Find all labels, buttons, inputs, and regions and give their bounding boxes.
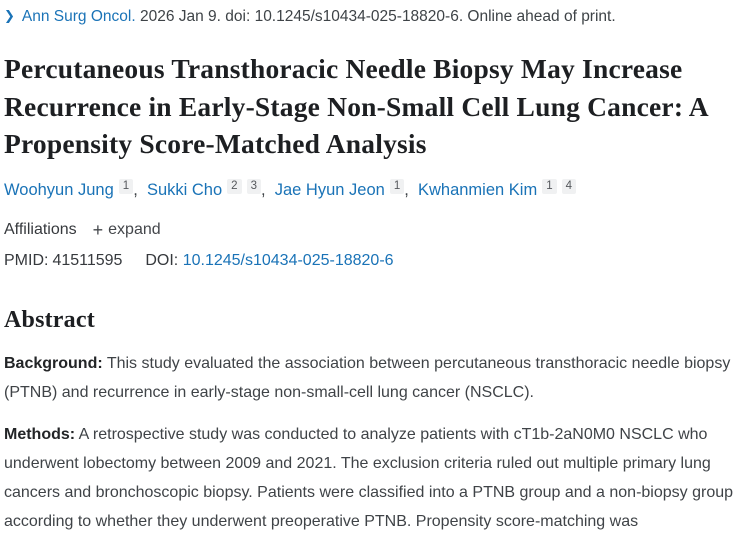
abstract-paragraph: Methods: A retrospective study was conducted to analyze patients with cT1b-2aN0M0 NSCLC who underwent lobectomy between 2009 and 2021. The exclusion criteria ruled out multiple primary lung cancers and bronchoscopic biopsy. Patients were classified into a PTNB group and a non-biopsy group according to whether they underwent preoperative PTNB. Propensity score-matching was: [4, 425, 734, 530]
article-title: Percutaneous Transthoracic Needle Biopsy May Increase Recurrence in Early-Stage Non-Small Cell Lung Cancer: A Propensity Score-Matched Analysis: [4, 53, 708, 159]
author-affiliation-number: 1: [119, 179, 133, 194]
author-separator: ,: [404, 180, 418, 199]
author-link[interactable]: Jae Hyun Jeon: [274, 180, 385, 199]
author-link[interactable]: Kwhanmien Kim: [417, 180, 538, 199]
abstract-heading: Abstract: [4, 306, 95, 333]
abstract-section-label: Methods:: [4, 425, 76, 443]
citation-details: 2026 Jan 9. doi: 10.1245/s10434-025-18820-6. Online ahead of print.: [139, 8, 616, 25]
author-affiliation-number: 4: [562, 179, 576, 194]
author-affiliation-number: 3: [247, 179, 261, 194]
abstract-body: [4, 349, 740, 536]
doi-link[interactable]: 10.1245/s10434-025-18820-6: [182, 251, 394, 269]
expand-affiliations-button[interactable]: [93, 221, 161, 239]
affiliations-label: Affiliations: [4, 220, 77, 238]
plus-icon: +: [92, 219, 104, 240]
author-affiliation-number: 1: [542, 179, 556, 194]
author-affiliation-number: 2: [227, 179, 241, 194]
authors-list: [4, 178, 740, 202]
journal-link[interactable]: Ann Surg Oncol.: [21, 8, 136, 25]
affiliations-row: [4, 218, 740, 242]
expand-label: expand: [108, 220, 161, 238]
identifiers-row: [4, 249, 740, 273]
journal-citation: [4, 6, 740, 28]
doi-label: DOI:: [145, 251, 179, 269]
author-separator: ,: [133, 180, 147, 199]
author-link[interactable]: Sukki Cho: [146, 180, 223, 199]
pmid-label: PMID:: [4, 251, 49, 269]
author-affiliation-number: 1: [390, 179, 404, 194]
pmid-value: 41511595: [52, 251, 123, 269]
chevron-right-icon: ❯: [4, 8, 15, 23]
author-link[interactable]: Woohyun Jung: [4, 180, 114, 199]
abstract-paragraph: Background: This study evaluated the association between percutaneous transthoracic needle biopsy (PTNB) and recurrence in early-stage non-small-cell lung cancer (NSCLC).: [4, 354, 731, 401]
author-separator: ,: [260, 180, 275, 199]
abstract-section-label: Background:: [4, 354, 103, 372]
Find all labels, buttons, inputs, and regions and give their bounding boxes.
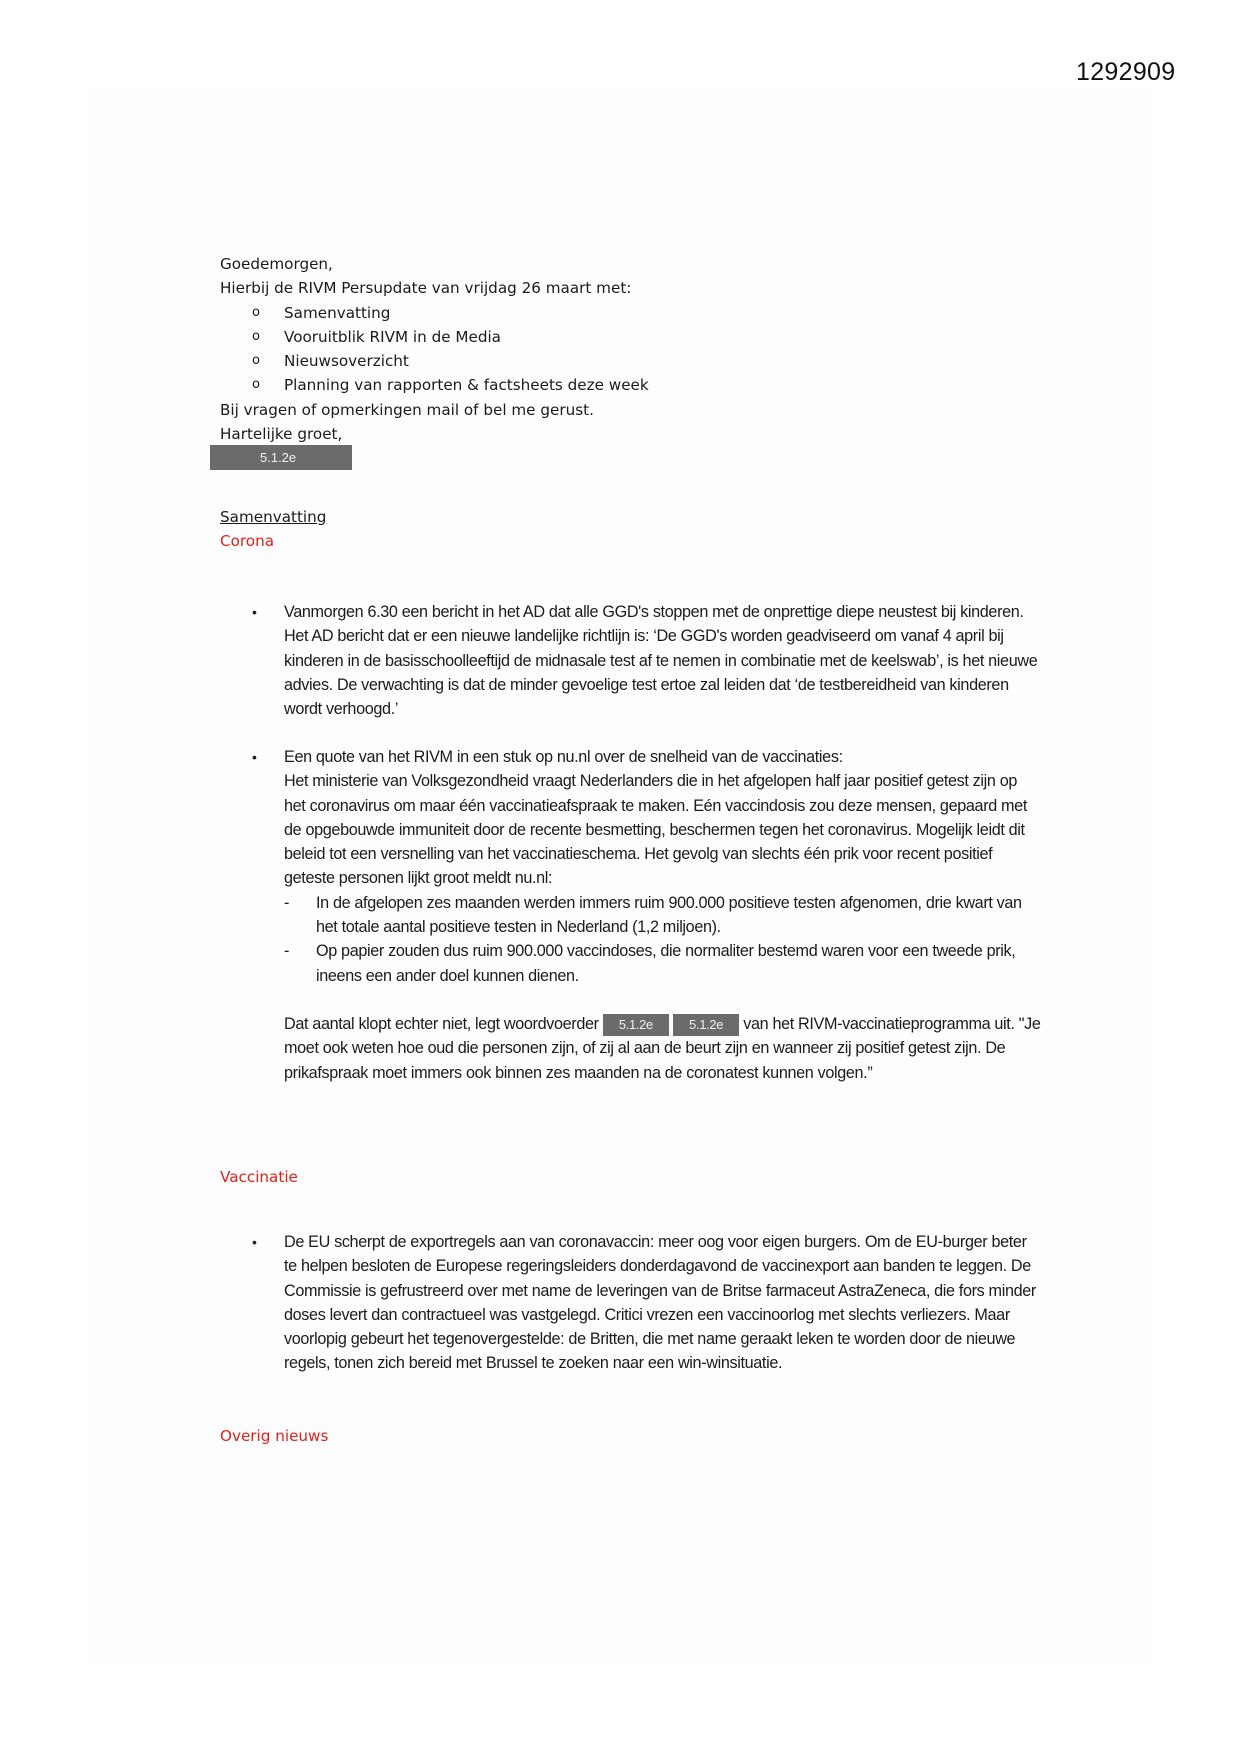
bullet-icon: • — [252, 604, 257, 620]
circle-bullet-icon: o — [252, 377, 260, 393]
circle-bullet-icon: o — [252, 353, 260, 369]
dash-item: - In de afgelopen zes maanden werden immers ruim 900.000 positieve testen afgenomen, drie kwart van het totale aantal positieve testen in Nederland (1,2 miljoen). — [284, 891, 1042, 940]
bullet-intro: Een quote van het RIVM in een stuk op nu.nl over de snelheid van de vaccinaties: — [284, 748, 843, 766]
section-heading-overig-nieuws: Overig nieuws — [220, 1427, 329, 1445]
contents-item: o Nieuwsoverzicht — [220, 349, 1050, 373]
followup-paragraph: Dat aantal klopt echter niet, legt woordvoerder 5.1.2e 5.1.2e van het RIVM-vaccinatieprogramma uit. "Je moet ook weten hoe oud die personen zijn, of zij al aan de beurt zijn en wanneer zij positief getest zijn. De prikafspraak moet immers ook binnen zes maanden na de coronatest kunnen volgen.” — [284, 1014, 1041, 1082]
section-heading-vaccinatie: Vaccinatie — [220, 1168, 298, 1186]
list-item — [252, 600, 1042, 721]
dash-icon: - — [284, 942, 290, 961]
bullet-text: Het ministerie van Volksgezondheid vraagt Nederlanders die in het afgelopen half jaar positief getest zijn op het coronavirus om maar één vaccinatieafspraak te maken. Eén vaccindosis zou deze mensen, gepaard met de opgebouwde immuniteit door de recente besmetting, beschermen tegen het coronavirus. Mogelijk leidt dit beleid tot een versnelling van het vaccinatieschema. Het gevolg van slechts één prik voor recent positief geteste personen lijkt groot meldt nu.nl: — [284, 772, 1027, 888]
list-item — [252, 1230, 1042, 1376]
contents-item: o Planning van rapporten & factsheets deze week — [220, 373, 1050, 397]
signature-redaction: 5.1.2e — [210, 445, 352, 470]
bullet-icon: • — [252, 1234, 257, 1250]
contact-line: Bij vragen of opmerkingen mail of bel me gerust. — [220, 400, 594, 419]
closing: Hartelijke groet, — [220, 425, 343, 444]
dash-list — [284, 891, 1042, 988]
corona-bullet-1 — [252, 600, 1042, 721]
redaction-box: 5.1.2e — [603, 1014, 669, 1036]
corona-bullet-2 — [252, 745, 1042, 1085]
vaccinatie-bullet-1 — [252, 1230, 1042, 1376]
contents-list — [220, 301, 1050, 398]
intro-block — [220, 252, 1050, 446]
summary-heading: Samenvatting — [220, 508, 327, 526]
list-item — [252, 745, 1042, 1085]
circle-bullet-icon: o — [252, 328, 260, 344]
dash-icon: - — [284, 893, 290, 912]
greeting: Goedemorgen, — [220, 255, 333, 273]
bullet-text: Vanmorgen 6.30 een bericht in het AD dat alle GGD's stoppen met de onprettige diepe neustest bij kinderen. Het AD bericht dat er een nieuwe landelijke richtlijn is: ‘De GGD's worden geadviseerd om vanaf 4 april bij kinderen in de basisschoolleeftijd de midnasale test af te nemen in combinatie met de keelswab’, is het nieuwe advies. De verwachting is dat de minder gevoelige test ertoe zal leiden dat ‘de testbereidheid van kinderen wordt verhoogd.’ — [284, 603, 1038, 719]
document-id: 1292909 — [1076, 58, 1176, 86]
intro-lead: Hierbij de RIVM Persupdate van vrijdag 26 maart met: — [220, 279, 632, 298]
bullet-icon: • — [252, 749, 257, 765]
section-heading-corona: Corona — [220, 532, 275, 550]
circle-bullet-icon: o — [252, 304, 260, 320]
contents-item: o Vooruitblik RIVM in de Media — [220, 325, 1050, 349]
redaction-box: 5.1.2e — [673, 1014, 739, 1036]
bullet-text: De EU scherpt de exportregels aan van coronavaccin: meer oog voor eigen burgers. Om de EU-burger beter te helpen besloten de Europese regeringsleiders donderdagavond de vaccinexport aan banden te leggen. De Commissie is gefrustreerd over met name de leveringen van de Britse farmaceut AstraZeneca, die fors minder doses levert dan contractueel was vastgelegd. Critici vrezen een vaccinoorlog met slechts verliezers. Maar voorlopig gebeurt het tegenovergestelde: de Britten, die met name geraakt leken te worden door de nieuwe regels, tonen zich bereid met Brussel te zoeken naar een win-winsituatie. — [284, 1233, 1036, 1373]
contents-item: o Samenvatting — [220, 301, 1050, 325]
dash-item: - Op papier zouden dus ruim 900.000 vaccindoses, die normaliter bestemd waren voor een tweede prik, ineens een ander doel kunnen dienen. — [284, 939, 1042, 988]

▶ **Your instructions**: Would you print the listing above in full, exactly, but with no pictures?

▶ **Finished task**:
Find all labels, buttons, inputs, and regions and give their bounding boxes.
abstract-paragraph: Methods: A retrospective study was conducted to analyze patients with cT1b-2aN0M0 NSCLC who underwent lobectomy between 2009 and 2021. The exclusion criteria ruled out multiple primary lung cancers and bronchoscopic biopsy. Patients were classified into a PTNB group and a non-biopsy group according to whether they underwent preoperative PTNB. Propensity score-matching was: [4, 425, 734, 530]
article-title: Percutaneous Transthoracic Needle Biopsy May Increase Recurrence in Early-Stage Non-Small Cell Lung Cancer: A Propensity Score-Matched Analysis: [4, 53, 708, 159]
author-affiliation-number: 1: [119, 179, 133, 194]
author-separator: ,: [404, 180, 418, 199]
author-link[interactable]: Jae Hyun Jeon: [274, 180, 385, 199]
author-link[interactable]: Kwhanmien Kim: [417, 180, 538, 199]
abstract-heading: Abstract: [4, 306, 95, 333]
abstract-section-label: Methods:: [4, 425, 76, 443]
citation-details: 2026 Jan 9. doi: 10.1245/s10434-025-18820-6. Online ahead of print.: [139, 8, 616, 25]
author-affiliation-number: 4: [562, 179, 576, 194]
author-affiliation-number: 3: [247, 179, 261, 194]
abstract-body: [4, 349, 740, 536]
doi-link[interactable]: 10.1245/s10434-025-18820-6: [182, 251, 394, 269]
expand-affiliations-button[interactable]: [93, 221, 161, 239]
affiliations-label: Affiliations: [4, 220, 77, 238]
plus-icon: +: [92, 219, 104, 240]
author-affiliation-number: 1: [542, 179, 556, 194]
author-affiliation-number: 2: [227, 179, 241, 194]
authors-list: [4, 178, 740, 202]
journal-link[interactable]: Ann Surg Oncol.: [21, 8, 136, 25]
affiliations-row: [4, 218, 740, 242]
expand-label: expand: [108, 220, 161, 238]
identifiers-row: [4, 249, 740, 273]
journal-citation: [4, 6, 740, 28]
doi-label: DOI:: [145, 251, 179, 269]
author-separator: ,: [133, 180, 147, 199]
author-link[interactable]: Sukki Cho: [146, 180, 223, 199]
pmid-label: PMID:: [4, 251, 49, 269]
author-affiliation-number: 1: [390, 179, 404, 194]
pmid-value: 41511595: [52, 251, 123, 269]
chevron-right-icon: ❯: [4, 8, 15, 23]
author-link[interactable]: Woohyun Jung: [4, 180, 114, 199]
abstract-paragraph: Background: This study evaluated the association between percutaneous transthoracic needle biopsy (PTNB) and recurrence in early-stage non-small-cell lung cancer (NSCLC).: [4, 354, 731, 401]
author-separator: ,: [260, 180, 275, 199]
abstract-section-label: Background:: [4, 354, 103, 372]
Find all labels, buttons, inputs, and regions and give their bounding boxes.
bullet-icon: • — [252, 604, 257, 620]
circle-bullet-icon: o — [252, 377, 260, 393]
circle-bullet-icon: o — [252, 353, 260, 369]
dash-item: - In de afgelopen zes maanden werden immers ruim 900.000 positieve testen afgenomen, drie kwart van het totale aantal positieve testen in Nederland (1,2 miljoen). — [284, 891, 1042, 940]
bullet-intro: Een quote van het RIVM in een stuk op nu.nl over de snelheid van de vaccinaties: — [284, 748, 843, 766]
section-heading-overig-nieuws: Overig nieuws — [220, 1427, 329, 1445]
contents-item: o Nieuwsoverzicht — [220, 349, 1050, 373]
followup-paragraph: Dat aantal klopt echter niet, legt woordvoerder 5.1.2e 5.1.2e van het RIVM-vaccinatieprogramma uit. "Je moet ook weten hoe oud die personen zijn, of zij al aan de beurt zijn en wanneer zij positief getest zijn. De prikafspraak moet immers ook binnen zes maanden na de coronatest kunnen volgen.” — [284, 1014, 1041, 1082]
section-heading-vaccinatie: Vaccinatie — [220, 1168, 298, 1186]
list-item — [252, 600, 1042, 721]
dash-icon: - — [284, 942, 290, 961]
bullet-text: Het ministerie van Volksgezondheid vraagt Nederlanders die in het afgelopen half jaar positief getest zijn op het coronavirus om maar één vaccinatieafspraak te maken. Eén vaccindosis zou deze mensen, gepaard met de opgebouwde immuniteit door de recente besmetting, beschermen tegen het coronavirus. Mogelijk leidt dit beleid tot een versnelling van het vaccinatieschema. Het gevolg van slechts één prik voor recent positief geteste personen lijkt groot meldt nu.nl: — [284, 772, 1027, 888]
list-item — [252, 1230, 1042, 1376]
contents-item: o Planning van rapporten & factsheets deze week — [220, 373, 1050, 397]
signature-redaction: 5.1.2e — [210, 445, 352, 470]
bullet-icon: • — [252, 1234, 257, 1250]
contact-line: Bij vragen of opmerkingen mail of bel me gerust. — [220, 400, 594, 419]
closing: Hartelijke groet, — [220, 425, 343, 444]
dash-list — [284, 891, 1042, 988]
corona-bullet-1 — [252, 600, 1042, 721]
redaction-box: 5.1.2e — [603, 1014, 669, 1036]
corona-bullet-2 — [252, 745, 1042, 1085]
vaccinatie-bullet-1 — [252, 1230, 1042, 1376]
contents-list — [220, 301, 1050, 398]
intro-block — [220, 252, 1050, 446]
summary-heading: Samenvatting — [220, 508, 327, 526]
list-item — [252, 745, 1042, 1085]
circle-bullet-icon: o — [252, 328, 260, 344]
dash-icon: - — [284, 893, 290, 912]
greeting: Goedemorgen, — [220, 255, 333, 273]
bullet-text: Vanmorgen 6.30 een bericht in het AD dat alle GGD's stoppen met de onprettige diepe neustest bij kinderen. Het AD bericht dat er een nieuwe landelijke richtlijn is: ‘De GGD's worden geadviseerd om vanaf 4 april bij kinderen in de basisschoolleeftijd de midnasale test af te nemen in combinatie met de keelswab’, is het nieuwe advies. De verwachting is dat de minder gevoelige test ertoe zal leiden dat ‘de testbereidheid van kinderen wordt verhoogd.’ — [284, 603, 1038, 719]
document-id: 1292909 — [1076, 58, 1176, 86]
intro-lead: Hierbij de RIVM Persupdate van vrijdag 26 maart met: — [220, 279, 632, 298]
bullet-icon: • — [252, 749, 257, 765]
section-heading-corona: Corona — [220, 532, 275, 550]
circle-bullet-icon: o — [252, 304, 260, 320]
contents-item: o Vooruitblik RIVM in de Media — [220, 325, 1050, 349]
redaction-box: 5.1.2e — [673, 1014, 739, 1036]
bullet-text: De EU scherpt de exportregels aan van coronavaccin: meer oog voor eigen burgers. Om de EU-burger beter te helpen besloten de Europese regeringsleiders donderdagavond de vaccinexport aan banden te leggen. De Commissie is gefrustreerd over met name de leveringen van de Britse farmaceut AstraZeneca, die fors minder doses levert dan contractueel was vastgelegd. Critici vrezen een vaccinoorlog met slechts verliezers. Maar voorlopig gebeurt het tegenovergestelde: de Britten, die met name geraakt leken te worden door de nieuwe regels, tonen zich bereid met Brussel te zoeken naar een win-winsituatie. — [284, 1233, 1036, 1373]
contents-item: o Samenvatting — [220, 301, 1050, 325]
dash-item: - Op papier zouden dus ruim 900.000 vaccindoses, die normaliter bestemd waren voor een tweede prik, ineens een ander doel kunnen dienen. — [284, 939, 1042, 988]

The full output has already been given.